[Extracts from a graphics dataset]

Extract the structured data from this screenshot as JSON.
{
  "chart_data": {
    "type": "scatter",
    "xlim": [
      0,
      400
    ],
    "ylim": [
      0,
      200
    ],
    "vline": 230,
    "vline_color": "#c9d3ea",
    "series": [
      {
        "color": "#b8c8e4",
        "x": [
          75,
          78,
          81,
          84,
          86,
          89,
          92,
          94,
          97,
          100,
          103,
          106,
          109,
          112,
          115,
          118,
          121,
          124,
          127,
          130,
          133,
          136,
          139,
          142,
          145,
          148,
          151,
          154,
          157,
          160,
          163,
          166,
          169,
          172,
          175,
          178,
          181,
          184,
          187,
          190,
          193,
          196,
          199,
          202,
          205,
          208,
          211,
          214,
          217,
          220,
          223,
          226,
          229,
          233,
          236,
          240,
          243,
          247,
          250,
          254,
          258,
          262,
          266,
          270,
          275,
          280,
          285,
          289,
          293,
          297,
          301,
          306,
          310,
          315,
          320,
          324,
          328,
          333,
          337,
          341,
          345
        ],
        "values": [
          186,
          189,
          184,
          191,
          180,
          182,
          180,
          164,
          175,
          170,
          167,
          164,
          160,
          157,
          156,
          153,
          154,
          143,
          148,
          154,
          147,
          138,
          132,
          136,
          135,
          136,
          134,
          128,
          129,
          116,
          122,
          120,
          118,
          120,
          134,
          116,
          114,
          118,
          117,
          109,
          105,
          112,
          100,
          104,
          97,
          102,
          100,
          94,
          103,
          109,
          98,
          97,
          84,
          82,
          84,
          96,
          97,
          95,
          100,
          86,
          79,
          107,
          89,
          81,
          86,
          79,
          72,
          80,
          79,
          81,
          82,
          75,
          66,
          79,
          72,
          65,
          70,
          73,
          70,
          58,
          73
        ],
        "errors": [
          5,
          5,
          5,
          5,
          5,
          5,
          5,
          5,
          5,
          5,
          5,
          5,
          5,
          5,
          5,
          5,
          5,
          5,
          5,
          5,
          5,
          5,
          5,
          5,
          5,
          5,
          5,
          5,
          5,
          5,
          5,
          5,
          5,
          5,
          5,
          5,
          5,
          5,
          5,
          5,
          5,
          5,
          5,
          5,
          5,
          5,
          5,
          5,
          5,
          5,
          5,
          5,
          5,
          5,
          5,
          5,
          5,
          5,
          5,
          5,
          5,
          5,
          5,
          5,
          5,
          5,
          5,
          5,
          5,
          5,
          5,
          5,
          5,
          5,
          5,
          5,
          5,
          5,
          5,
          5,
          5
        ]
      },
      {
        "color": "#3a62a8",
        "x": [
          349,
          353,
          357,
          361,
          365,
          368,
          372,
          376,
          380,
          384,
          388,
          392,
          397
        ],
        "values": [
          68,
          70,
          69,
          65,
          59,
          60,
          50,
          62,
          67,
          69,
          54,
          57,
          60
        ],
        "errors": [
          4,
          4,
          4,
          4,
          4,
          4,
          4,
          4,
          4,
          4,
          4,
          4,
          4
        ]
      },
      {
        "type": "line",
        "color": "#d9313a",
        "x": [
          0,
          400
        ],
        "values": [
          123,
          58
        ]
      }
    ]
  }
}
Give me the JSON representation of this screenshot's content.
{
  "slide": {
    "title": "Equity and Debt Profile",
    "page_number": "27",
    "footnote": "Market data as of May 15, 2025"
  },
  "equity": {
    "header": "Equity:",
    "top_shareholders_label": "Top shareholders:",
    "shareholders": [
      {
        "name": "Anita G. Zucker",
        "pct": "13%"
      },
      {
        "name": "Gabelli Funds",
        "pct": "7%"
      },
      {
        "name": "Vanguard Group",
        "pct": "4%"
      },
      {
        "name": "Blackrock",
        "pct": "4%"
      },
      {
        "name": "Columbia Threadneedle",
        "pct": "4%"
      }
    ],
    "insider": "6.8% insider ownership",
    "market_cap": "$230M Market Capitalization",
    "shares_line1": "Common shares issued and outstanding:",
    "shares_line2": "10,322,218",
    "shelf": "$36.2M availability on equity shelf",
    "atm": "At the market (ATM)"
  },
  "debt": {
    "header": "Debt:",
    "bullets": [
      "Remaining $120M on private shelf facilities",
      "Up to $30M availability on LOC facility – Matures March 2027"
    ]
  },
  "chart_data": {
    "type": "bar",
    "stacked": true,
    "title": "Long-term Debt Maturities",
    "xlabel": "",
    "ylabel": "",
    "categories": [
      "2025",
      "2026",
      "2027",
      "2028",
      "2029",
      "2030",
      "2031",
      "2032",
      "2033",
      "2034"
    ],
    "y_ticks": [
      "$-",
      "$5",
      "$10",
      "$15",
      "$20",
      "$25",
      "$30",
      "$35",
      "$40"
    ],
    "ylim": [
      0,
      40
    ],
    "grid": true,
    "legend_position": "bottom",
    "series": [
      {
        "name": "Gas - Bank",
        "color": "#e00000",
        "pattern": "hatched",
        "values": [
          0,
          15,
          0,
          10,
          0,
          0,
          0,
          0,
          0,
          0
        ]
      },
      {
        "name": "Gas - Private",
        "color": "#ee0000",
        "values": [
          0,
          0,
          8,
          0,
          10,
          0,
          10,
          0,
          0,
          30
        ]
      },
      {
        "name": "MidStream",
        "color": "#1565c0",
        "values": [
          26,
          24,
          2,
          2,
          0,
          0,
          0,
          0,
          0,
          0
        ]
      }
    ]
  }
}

▶ [Challenge]: Above are the records. Copy every line in them holding "screenshot".

▶ [Result for this task]:
Extract the structured data from this screenshot as JSON.
Give me the JSON representation of this screenshot's content.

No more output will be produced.